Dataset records

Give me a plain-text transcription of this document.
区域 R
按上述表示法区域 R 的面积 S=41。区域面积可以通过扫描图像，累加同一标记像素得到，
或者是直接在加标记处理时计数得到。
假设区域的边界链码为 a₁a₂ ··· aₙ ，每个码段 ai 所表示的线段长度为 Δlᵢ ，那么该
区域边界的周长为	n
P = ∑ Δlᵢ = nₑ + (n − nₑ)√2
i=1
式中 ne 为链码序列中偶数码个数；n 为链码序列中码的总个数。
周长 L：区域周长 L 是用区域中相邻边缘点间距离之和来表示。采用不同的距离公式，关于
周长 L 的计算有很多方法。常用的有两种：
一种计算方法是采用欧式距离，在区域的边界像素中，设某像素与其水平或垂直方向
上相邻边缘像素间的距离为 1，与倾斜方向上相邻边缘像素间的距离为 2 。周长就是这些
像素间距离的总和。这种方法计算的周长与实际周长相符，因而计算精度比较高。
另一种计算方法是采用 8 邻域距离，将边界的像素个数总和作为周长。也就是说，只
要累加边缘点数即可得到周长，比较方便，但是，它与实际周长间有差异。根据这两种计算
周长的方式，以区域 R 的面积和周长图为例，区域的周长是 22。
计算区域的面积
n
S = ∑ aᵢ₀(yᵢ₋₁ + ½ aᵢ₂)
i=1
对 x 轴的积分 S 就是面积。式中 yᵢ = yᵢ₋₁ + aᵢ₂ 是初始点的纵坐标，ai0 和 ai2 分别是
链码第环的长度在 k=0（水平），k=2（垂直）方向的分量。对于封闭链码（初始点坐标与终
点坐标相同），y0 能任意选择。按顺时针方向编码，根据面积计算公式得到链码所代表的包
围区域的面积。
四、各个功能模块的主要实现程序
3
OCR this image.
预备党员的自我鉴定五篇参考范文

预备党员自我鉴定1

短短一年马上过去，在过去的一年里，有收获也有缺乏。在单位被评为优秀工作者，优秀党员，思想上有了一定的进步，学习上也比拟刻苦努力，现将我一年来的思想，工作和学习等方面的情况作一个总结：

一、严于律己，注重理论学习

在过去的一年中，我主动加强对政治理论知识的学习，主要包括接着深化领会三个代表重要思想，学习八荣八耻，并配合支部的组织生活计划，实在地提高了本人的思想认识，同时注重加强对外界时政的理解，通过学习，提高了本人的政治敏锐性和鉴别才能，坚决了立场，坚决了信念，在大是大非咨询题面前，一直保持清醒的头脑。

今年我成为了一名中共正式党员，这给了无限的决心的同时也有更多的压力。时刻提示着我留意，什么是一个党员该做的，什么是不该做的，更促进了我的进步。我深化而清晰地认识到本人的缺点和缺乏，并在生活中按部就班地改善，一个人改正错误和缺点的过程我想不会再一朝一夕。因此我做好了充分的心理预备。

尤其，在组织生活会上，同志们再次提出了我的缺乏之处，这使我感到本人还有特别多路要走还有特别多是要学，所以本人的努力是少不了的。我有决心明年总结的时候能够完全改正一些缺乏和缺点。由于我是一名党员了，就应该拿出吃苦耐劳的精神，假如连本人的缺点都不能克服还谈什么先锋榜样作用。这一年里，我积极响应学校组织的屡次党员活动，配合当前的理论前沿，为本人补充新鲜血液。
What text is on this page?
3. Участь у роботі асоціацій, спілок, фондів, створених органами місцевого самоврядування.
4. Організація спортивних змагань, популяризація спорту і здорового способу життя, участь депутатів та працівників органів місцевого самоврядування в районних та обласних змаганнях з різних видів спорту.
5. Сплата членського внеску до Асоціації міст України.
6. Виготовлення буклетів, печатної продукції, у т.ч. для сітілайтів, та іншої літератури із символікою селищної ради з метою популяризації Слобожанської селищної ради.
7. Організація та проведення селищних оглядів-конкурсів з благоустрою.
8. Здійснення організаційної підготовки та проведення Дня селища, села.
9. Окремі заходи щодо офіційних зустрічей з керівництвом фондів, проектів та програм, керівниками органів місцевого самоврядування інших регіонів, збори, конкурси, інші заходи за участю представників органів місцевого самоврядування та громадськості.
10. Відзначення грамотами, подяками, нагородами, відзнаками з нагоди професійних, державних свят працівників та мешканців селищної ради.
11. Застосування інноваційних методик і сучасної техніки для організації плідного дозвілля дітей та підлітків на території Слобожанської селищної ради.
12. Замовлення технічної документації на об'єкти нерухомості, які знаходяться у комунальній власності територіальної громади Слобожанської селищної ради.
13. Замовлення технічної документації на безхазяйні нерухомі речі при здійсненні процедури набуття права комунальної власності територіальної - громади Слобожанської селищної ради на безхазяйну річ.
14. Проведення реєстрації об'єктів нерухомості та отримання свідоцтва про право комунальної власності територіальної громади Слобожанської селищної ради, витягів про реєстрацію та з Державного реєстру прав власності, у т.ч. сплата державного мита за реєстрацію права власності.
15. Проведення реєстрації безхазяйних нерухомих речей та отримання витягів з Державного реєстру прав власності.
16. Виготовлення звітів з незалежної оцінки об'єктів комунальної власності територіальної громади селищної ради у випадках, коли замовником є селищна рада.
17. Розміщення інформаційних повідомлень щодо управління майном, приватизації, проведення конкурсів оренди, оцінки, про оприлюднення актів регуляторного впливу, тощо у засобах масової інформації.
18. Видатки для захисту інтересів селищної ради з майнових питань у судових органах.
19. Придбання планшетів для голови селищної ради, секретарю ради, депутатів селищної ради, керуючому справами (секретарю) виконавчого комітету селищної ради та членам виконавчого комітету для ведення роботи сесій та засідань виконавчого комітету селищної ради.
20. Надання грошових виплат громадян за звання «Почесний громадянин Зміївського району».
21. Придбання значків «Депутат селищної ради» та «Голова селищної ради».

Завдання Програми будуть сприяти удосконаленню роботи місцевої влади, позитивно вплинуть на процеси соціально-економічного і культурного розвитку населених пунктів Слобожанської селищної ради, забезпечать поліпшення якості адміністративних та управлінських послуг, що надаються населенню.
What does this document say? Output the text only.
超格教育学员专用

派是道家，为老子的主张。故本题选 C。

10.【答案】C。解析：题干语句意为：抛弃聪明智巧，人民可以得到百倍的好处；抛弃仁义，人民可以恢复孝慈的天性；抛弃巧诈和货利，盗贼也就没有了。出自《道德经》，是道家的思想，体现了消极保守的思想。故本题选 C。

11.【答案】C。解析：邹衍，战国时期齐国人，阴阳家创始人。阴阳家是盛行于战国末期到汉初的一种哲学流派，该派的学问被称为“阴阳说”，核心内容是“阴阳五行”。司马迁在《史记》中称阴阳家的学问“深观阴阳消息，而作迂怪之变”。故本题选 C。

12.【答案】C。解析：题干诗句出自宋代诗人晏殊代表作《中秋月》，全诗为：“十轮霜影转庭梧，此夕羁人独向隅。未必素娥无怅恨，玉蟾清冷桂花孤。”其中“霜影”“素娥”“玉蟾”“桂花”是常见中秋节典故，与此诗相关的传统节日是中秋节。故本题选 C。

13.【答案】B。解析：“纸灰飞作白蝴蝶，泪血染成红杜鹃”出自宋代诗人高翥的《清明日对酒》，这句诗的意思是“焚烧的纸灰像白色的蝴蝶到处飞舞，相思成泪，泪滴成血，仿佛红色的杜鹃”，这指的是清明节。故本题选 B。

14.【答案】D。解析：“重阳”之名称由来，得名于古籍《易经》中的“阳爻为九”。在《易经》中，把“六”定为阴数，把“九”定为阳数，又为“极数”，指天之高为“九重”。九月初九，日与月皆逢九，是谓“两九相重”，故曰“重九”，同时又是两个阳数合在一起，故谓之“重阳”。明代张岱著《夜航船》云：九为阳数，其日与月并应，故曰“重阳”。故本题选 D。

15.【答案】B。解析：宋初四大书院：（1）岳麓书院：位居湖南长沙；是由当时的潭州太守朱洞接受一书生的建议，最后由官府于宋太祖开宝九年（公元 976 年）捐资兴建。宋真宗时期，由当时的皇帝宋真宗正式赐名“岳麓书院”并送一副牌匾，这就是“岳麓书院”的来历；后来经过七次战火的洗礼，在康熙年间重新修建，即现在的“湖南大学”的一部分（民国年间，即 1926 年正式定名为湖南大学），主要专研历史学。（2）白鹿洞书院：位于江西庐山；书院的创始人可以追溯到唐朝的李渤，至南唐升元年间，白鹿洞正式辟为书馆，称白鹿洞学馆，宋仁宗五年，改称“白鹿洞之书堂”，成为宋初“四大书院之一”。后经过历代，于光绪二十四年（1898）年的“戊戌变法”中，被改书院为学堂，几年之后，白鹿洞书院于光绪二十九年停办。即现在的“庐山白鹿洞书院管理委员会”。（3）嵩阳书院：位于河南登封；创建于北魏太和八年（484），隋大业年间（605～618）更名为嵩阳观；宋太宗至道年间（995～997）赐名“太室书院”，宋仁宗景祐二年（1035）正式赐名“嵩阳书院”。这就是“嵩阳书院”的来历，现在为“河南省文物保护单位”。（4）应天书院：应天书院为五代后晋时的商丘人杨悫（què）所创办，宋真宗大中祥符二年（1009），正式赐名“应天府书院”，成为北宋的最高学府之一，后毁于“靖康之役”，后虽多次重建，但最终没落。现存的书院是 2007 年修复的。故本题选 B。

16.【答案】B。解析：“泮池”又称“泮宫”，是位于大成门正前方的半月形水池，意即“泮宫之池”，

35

**Required task:**
Your task is to gather all lines from the entries above that hold the word "text".

**Output for this task:**
Give me a plain-text transcription of this document.
What text is on this page?
What does this document say? Output the text only.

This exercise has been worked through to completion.